### Your goal
Copy the lines below verbatim, beginning with the first line of the records and ending with the line that contains "legend-item-5.4: 5.4 — [846, 331, 906, 350]", both included.

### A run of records
((

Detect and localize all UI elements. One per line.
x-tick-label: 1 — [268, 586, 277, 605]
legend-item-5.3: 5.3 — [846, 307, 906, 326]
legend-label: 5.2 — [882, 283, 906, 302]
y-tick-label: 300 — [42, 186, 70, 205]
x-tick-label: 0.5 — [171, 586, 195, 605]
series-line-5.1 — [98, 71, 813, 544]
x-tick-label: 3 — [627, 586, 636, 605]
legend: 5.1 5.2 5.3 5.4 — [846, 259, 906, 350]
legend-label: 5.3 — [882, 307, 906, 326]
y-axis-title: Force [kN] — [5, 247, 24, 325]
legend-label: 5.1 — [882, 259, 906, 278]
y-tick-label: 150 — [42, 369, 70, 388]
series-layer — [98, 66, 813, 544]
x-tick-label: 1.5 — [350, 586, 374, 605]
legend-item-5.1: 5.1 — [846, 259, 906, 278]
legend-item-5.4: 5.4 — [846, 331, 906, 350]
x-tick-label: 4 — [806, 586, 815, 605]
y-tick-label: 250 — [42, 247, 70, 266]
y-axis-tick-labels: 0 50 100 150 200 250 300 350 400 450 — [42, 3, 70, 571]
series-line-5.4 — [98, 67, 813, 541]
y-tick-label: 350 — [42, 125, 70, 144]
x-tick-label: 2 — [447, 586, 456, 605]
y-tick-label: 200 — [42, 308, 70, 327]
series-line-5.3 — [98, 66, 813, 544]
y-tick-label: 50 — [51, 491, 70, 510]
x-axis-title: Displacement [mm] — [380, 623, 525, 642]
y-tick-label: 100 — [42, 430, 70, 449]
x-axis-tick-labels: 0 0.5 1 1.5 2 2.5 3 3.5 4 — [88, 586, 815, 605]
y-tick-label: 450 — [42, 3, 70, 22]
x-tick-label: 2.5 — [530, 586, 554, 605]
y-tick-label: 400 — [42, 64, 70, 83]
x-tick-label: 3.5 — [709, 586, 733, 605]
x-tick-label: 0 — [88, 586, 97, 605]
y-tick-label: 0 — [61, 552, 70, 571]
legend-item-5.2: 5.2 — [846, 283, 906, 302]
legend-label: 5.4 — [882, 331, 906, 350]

))

### Exercise response
Detect and localize all UI elements. One per line.
x-tick-label: 1 — [268, 586, 277, 605]
legend-item-5.3: 5.3 — [846, 307, 906, 326]
legend-label: 5.2 — [882, 283, 906, 302]
y-tick-label: 300 — [42, 186, 70, 205]
x-tick-label: 0.5 — [171, 586, 195, 605]
series-line-5.1 — [98, 71, 813, 544]
x-tick-label: 3 — [627, 586, 636, 605]
legend: 5.1 5.2 5.3 5.4 — [846, 259, 906, 350]
legend-label: 5.3 — [882, 307, 906, 326]
y-axis-title: Force [kN] — [5, 247, 24, 325]
legend-label: 5.1 — [882, 259, 906, 278]
y-tick-label: 150 — [42, 369, 70, 388]
series-layer — [98, 66, 813, 544]
x-tick-label: 1.5 — [350, 586, 374, 605]
legend-item-5.1: 5.1 — [846, 259, 906, 278]
legend-item-5.4: 5.4 — [846, 331, 906, 350]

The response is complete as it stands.